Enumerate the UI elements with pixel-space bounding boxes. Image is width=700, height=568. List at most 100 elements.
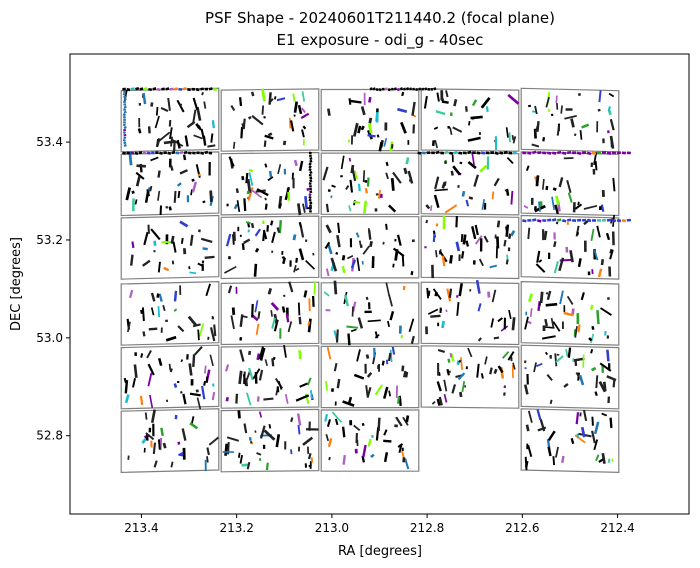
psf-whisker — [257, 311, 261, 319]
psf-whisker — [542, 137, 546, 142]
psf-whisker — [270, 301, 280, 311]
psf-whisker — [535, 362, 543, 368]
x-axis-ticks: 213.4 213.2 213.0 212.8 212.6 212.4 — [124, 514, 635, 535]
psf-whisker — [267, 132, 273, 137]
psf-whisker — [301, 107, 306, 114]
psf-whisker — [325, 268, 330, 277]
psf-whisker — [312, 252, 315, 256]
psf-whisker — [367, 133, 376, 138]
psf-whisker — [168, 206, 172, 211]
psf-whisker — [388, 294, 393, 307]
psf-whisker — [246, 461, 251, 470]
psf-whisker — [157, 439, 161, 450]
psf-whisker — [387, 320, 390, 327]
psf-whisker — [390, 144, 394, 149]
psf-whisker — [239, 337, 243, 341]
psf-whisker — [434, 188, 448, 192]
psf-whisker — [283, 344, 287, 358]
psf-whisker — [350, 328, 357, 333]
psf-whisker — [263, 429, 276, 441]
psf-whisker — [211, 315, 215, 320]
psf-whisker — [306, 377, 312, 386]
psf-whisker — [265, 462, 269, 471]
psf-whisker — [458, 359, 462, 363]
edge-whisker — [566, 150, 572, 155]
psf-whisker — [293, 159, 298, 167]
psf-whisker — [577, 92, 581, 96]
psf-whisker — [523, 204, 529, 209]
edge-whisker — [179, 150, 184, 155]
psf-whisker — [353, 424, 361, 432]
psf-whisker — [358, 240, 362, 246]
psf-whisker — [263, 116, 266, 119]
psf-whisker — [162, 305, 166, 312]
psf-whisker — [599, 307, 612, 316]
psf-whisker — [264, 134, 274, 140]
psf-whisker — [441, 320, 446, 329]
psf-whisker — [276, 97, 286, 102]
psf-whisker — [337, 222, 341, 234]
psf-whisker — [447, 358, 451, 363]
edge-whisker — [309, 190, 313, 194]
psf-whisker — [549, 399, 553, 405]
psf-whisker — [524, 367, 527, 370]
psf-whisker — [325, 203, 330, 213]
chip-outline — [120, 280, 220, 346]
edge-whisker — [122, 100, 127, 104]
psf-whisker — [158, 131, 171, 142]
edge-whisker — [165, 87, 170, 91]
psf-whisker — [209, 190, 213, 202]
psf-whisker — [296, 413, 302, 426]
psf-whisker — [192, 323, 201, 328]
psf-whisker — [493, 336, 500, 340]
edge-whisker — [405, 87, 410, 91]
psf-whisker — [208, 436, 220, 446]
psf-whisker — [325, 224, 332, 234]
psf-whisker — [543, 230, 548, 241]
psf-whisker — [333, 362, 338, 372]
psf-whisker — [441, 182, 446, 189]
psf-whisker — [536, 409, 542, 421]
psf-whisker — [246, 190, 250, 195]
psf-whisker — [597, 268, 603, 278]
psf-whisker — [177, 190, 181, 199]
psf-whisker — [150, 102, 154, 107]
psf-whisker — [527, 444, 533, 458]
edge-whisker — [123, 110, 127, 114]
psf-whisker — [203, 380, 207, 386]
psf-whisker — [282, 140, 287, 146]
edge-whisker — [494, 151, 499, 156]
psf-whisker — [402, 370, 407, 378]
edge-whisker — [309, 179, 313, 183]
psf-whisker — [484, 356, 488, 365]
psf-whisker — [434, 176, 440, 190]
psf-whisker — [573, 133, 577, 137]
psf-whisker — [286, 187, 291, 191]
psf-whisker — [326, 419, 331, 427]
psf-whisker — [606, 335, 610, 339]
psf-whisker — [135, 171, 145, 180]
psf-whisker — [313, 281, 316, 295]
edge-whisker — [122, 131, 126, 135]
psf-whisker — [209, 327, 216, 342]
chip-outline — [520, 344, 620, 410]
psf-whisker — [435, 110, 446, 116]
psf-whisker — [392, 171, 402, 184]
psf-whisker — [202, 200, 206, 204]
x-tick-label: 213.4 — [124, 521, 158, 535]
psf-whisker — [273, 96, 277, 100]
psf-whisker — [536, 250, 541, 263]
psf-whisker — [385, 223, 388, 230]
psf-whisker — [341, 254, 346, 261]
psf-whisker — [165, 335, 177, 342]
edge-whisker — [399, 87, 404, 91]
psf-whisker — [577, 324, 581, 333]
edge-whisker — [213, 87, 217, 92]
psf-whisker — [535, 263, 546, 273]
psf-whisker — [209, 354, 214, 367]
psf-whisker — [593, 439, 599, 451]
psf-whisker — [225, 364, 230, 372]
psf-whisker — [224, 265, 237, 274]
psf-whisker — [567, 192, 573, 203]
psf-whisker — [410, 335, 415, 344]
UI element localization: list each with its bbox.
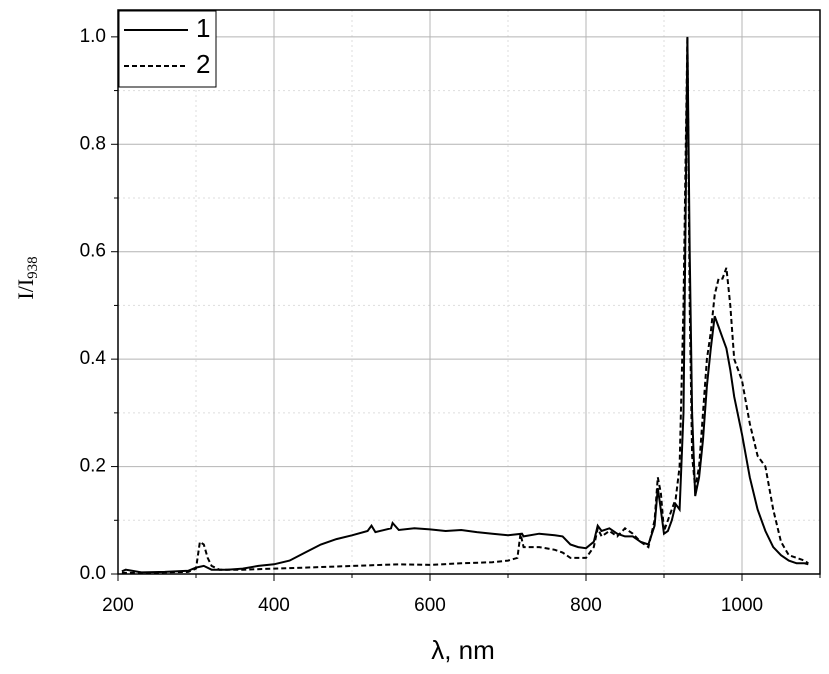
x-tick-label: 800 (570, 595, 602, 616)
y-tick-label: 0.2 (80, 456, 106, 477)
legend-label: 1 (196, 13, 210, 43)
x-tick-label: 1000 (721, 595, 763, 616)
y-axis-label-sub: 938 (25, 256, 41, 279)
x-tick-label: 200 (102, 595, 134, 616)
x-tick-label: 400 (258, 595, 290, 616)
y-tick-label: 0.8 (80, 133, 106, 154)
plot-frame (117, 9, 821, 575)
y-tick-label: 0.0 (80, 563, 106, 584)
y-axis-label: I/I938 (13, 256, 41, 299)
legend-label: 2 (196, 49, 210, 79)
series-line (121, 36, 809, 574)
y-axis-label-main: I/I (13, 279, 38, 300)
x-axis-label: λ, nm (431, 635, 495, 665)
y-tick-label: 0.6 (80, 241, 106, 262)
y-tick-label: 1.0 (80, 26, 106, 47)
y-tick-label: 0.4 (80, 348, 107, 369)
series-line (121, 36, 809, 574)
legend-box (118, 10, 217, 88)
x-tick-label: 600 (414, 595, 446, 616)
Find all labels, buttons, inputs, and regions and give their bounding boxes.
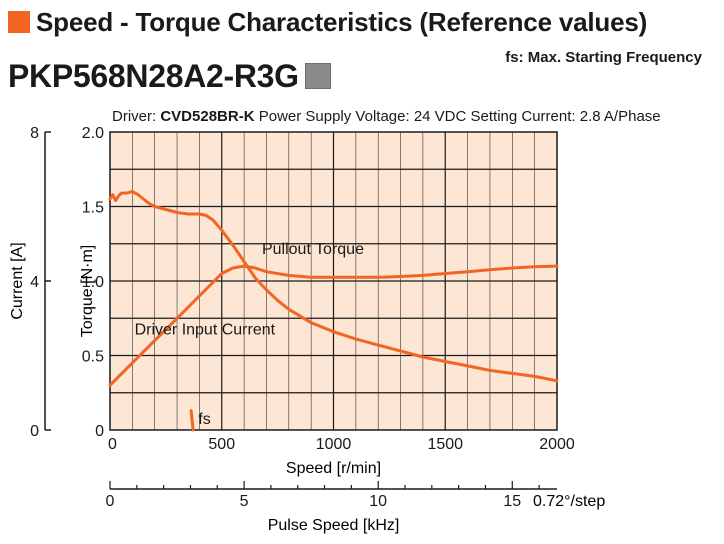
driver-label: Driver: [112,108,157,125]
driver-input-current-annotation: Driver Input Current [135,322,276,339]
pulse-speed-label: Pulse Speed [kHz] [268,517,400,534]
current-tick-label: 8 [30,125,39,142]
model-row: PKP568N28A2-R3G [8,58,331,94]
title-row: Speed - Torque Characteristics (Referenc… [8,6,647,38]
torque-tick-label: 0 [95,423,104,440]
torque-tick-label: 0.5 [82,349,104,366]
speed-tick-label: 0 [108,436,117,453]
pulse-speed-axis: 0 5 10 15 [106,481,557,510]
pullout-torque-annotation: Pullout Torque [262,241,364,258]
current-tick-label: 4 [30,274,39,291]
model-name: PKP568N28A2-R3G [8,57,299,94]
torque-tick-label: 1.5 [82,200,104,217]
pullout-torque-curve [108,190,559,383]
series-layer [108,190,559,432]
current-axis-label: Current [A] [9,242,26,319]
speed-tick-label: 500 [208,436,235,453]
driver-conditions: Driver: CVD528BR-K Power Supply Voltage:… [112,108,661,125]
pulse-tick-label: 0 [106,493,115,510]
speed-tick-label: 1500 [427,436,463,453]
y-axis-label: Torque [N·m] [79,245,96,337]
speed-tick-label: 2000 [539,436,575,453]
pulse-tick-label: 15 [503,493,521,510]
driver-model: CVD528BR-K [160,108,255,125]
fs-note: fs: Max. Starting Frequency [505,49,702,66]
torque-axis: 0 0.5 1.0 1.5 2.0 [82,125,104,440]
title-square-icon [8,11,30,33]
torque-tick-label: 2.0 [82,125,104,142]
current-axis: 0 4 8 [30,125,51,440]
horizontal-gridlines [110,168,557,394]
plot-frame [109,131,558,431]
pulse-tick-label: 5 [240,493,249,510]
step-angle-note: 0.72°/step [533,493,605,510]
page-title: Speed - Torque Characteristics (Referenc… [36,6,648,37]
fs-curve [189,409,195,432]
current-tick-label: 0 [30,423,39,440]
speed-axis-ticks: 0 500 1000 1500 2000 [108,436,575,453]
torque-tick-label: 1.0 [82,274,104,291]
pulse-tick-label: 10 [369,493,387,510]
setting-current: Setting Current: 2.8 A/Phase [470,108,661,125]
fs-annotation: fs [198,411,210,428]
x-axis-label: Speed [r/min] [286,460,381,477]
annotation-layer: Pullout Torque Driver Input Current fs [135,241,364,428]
------------
What the task asks — Extract everything from the line containing "psf-whisker — [257, 311, 261, 319]" down to the line containing "psf-whisker — [523, 204, 529, 209]", both included, and repeat those lines exactly.

Response for this exercise —
psf-whisker — [257, 311, 261, 319]
psf-whisker — [542, 137, 546, 142]
psf-whisker — [270, 301, 280, 311]
psf-whisker — [535, 362, 543, 368]
x-axis-ticks: 213.4 213.2 213.0 212.8 212.6 212.4 — [124, 514, 635, 535]
psf-whisker — [267, 132, 273, 137]
psf-whisker — [301, 107, 306, 114]
psf-whisker — [325, 268, 330, 277]
psf-whisker — [312, 252, 315, 256]
psf-whisker — [367, 133, 376, 138]
psf-whisker — [168, 206, 172, 211]
psf-whisker — [388, 294, 393, 307]
psf-whisker — [246, 461, 251, 470]
psf-whisker — [157, 439, 161, 450]
psf-whisker — [387, 320, 390, 327]
psf-whisker — [390, 144, 394, 149]
psf-whisker — [239, 337, 243, 341]
psf-whisker — [434, 188, 448, 192]
psf-whisker — [283, 344, 287, 358]
psf-whisker — [350, 328, 357, 333]
psf-whisker — [263, 429, 276, 441]
psf-whisker — [211, 315, 215, 320]
psf-whisker — [306, 377, 312, 386]
psf-whisker — [265, 462, 269, 471]
psf-whisker — [458, 359, 462, 363]
edge-whisker — [566, 150, 572, 155]
psf-whisker — [293, 159, 298, 167]
psf-whisker — [577, 92, 581, 96]
psf-whisker — [523, 204, 529, 209]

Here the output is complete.